*DATA SHOWN:*
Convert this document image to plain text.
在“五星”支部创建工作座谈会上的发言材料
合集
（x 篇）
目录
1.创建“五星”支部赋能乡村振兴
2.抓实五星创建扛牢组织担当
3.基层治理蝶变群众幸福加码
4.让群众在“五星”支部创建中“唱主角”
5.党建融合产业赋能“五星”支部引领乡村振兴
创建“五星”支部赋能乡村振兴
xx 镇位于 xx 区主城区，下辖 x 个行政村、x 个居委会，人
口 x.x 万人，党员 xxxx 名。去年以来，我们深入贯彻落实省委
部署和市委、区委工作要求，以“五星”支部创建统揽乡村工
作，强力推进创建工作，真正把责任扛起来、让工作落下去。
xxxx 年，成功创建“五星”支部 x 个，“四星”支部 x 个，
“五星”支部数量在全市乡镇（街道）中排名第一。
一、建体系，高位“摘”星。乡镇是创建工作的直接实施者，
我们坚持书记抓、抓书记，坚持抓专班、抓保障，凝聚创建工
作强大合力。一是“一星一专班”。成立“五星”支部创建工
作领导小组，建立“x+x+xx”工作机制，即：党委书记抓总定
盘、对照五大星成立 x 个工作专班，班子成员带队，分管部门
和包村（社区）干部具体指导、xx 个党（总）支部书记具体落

*WRITTEN EXERCISE:* Copy out the material word for word and line for line.

*EXERCISE ANSWER:*
Convert this document image to plain text.
在“五星”支部创建工作座谈会上的发言材料
合集
（x 篇）
目录
1.创建“五星”支部赋能乡村振兴
2.抓实五星创建扛牢组织担当
3.基层治理蝶变群众幸福加码
4.让群众在“五星”支部创建中“唱主角”
5.党建融合产业赋能“五星”支部引领乡村振兴
创建“五星”支部赋能乡村振兴
xx 镇位于 xx 区主城区，下辖 x 个行政村、x 个居委会，人
口 x.x 万人，党员 xxxx 名。去年以来，我们深入贯彻落实省委
部署和市委、区委工作要求，以“五星”支部创建统揽乡村工
作，强力推进创建工作，真正把责任扛起来、让工作落下去。
xxxx 年，成功创建“五星”支部 x 个，“四星”支部 x 个，
“五星”支部数量在全市乡镇（街道）中排名第一。
一、建体系，高位“摘”星。乡镇是创建工作的直接实施者，
我们坚持书记抓、抓书记，坚持抓专班、抓保障，凝聚创建工
作强大合力。一是“一星一专班”。成立“五星”支部创建工
作领导小组，建立“x+x+xx”工作机制，即：党委书记抓总定
盘、对照五大星成立 x 个工作专班，班子成员带队，分管部门
和包村（社区）干部具体指导、xx 个党（总）支部书记具体落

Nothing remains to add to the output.